Op 20 september 2021 heeft eiseres, mede namens de 21 omwonenden, beroep ingesteld tegen het bestreden besluit.
Bij brief van 12 januari 2022 heeft vergunninghoudster haar zienswijze naar voren gebracht.
Op 24 maart 2022 heeft verweerder een verweerschrift ingediend.
Onderhavige beroepszaak is samen met de beroepszaken met zaaknummers SGR 21/6172 en SGR 21/6209 ter zitting behandeld op 25 april 2022. Eiseres is verschenen. Daarnaast zijn namens eisers [A] en [B] verschenen. Verweerder heeft zich laten vertegenwoordigen door zijn gemachtigde en [C] . Vergunninghoudster heeft zich laten vertegenwoordigen door haar gemachtigde en [D] .

Overwegingen

Wat ging er aan deze procedure vooraf?
1.1
Op 14 maart 2019 heeft [bv] B.V. namens vergunninghoudster een omgevingsvergunning aangevraagd voor het realiseren van een gebouw met 78 huurwoningen en een garage ter plaatse van het te slopen kantoor- en kerkgebouw aan de Aaltje Noordewierstraat 199 en Louis Davidsstraat 2 te Den Haag (hierna ook: de Ontmoetingskerk). Het betreft het perceel kadastraal bekend als gemeente [gemeenteplaats] , sectie [X] , nummer [kadastraal nummer] . [bv] B.V. is de eigenaresse van dit perceel. De aanvraag heeft betrekking op de activiteiten ‘het bouwen van een bouwwerk’ en ‘het gebruiken van gronden of bouwwerken in strijd met het bestemmingsplan’ als bedoeld in artikel 2.1, eerste lid, aanhef en onder a en c, van de Wet algemene bepalingen omgevingsrecht (Wabo).

_BRONGEGEVENS_.
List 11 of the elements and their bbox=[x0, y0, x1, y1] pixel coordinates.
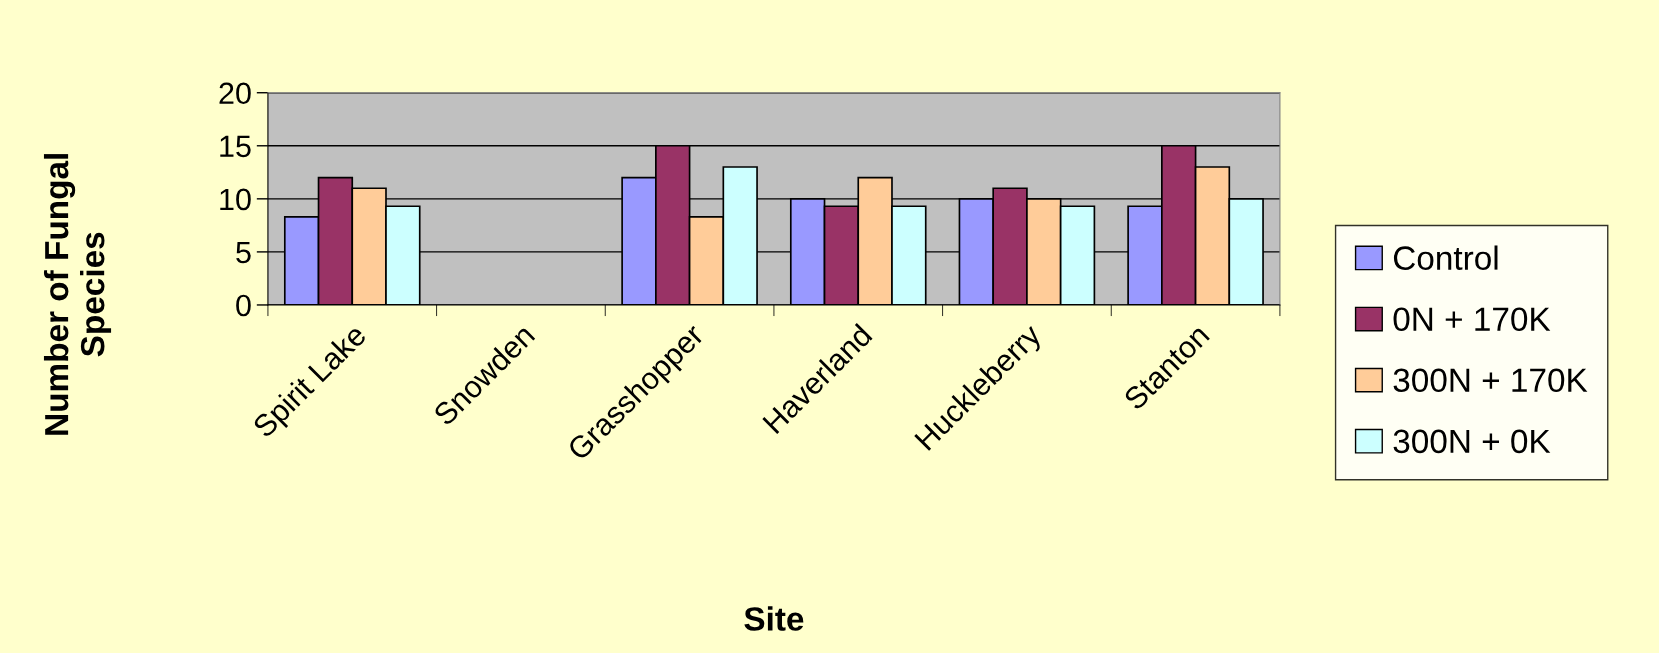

_UIT TE VOEREN_. Kopieer uit de tekst over het beroep tegen de omgevingsvergunning woord voor woord het stuk van "Overwegingen" tot en met "bepalingen omgevingsrecht (Wabo).".

_OPLOSSING_.
Overwegingen

Wat ging er aan deze procedure vooraf?
1.1
Op 14 maart 2019 heeft [bv] B.V. namens vergunninghoudster een omgevingsvergunning aangevraagd voor het realiseren van een gebouw met 78 huurwoningen en een garage ter plaatse van het te slopen kantoor- en kerkgebouw aan de Aaltje Noordewierstraat 199 en Louis Davidsstraat 2 te Den Haag (hierna ook: de Ontmoetingskerk). Het betreft het perceel kadastraal bekend als gemeente [gemeenteplaats] , sectie [X] , nummer [kadastraal nummer] . [bv] B.V. is de eigenaresse van dit perceel. De aanvraag heeft betrekking op de activiteiten ‘het bouwen van een bouwwerk’ en ‘het gebruiken van gronden of bouwwerken in strijd met het bestemmingsplan’ als bedoeld in artikel 2.1, eerste lid, aanhef en onder a en c, van de Wet algemene bepalingen omgevingsrecht (Wabo).